Given records:
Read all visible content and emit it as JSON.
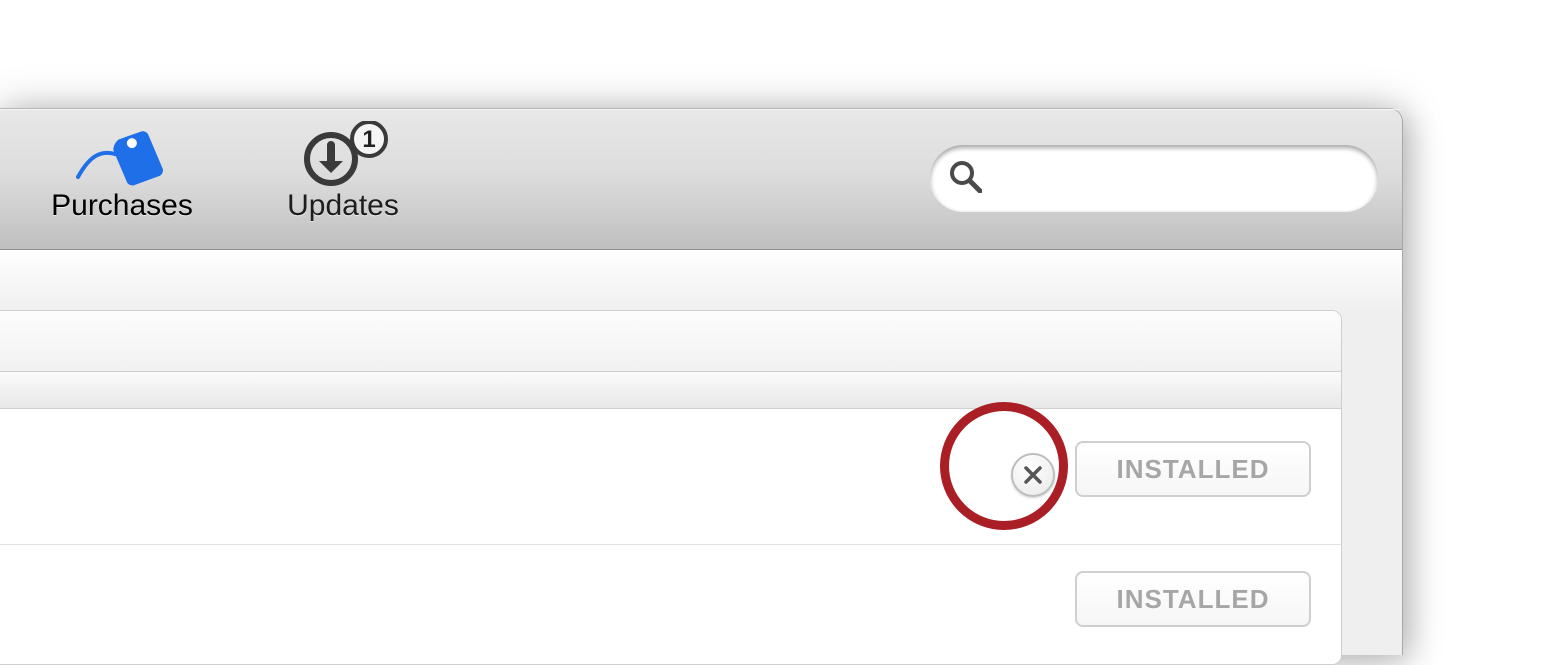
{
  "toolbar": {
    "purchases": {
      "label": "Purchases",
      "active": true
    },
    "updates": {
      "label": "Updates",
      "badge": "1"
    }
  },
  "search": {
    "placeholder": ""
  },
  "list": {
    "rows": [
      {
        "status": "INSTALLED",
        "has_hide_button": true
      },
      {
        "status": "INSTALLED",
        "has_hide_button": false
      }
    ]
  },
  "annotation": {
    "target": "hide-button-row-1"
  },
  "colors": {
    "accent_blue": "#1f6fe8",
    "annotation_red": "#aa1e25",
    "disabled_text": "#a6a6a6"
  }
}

Problem:
Reproduce all of the material exactly, apart from the pictures.

Task solution:
Read all visible content and emit it as JSON.
{
  "toolbar": {
    "purchases": {
      "label": "Purchases",
      "active": true
    },
    "updates": {
      "label": "Updates",
      "badge": "1"
    }
  },
  "search": {
    "placeholder": ""
  },
  "list": {
    "rows": [
      {
        "status": "INSTALLED",
        "has_hide_button": true
      },
      {
        "status": "INSTALLED",
        "has_hide_button": false
      }
    ]
  },
  "annotation": {
    "target": "hide-button-row-1"
  },
  "colors": {
    "accent_blue": "#1f6fe8",
    "annotation_red": "#aa1e25",
    "disabled_text": "#a6a6a6"
  }
}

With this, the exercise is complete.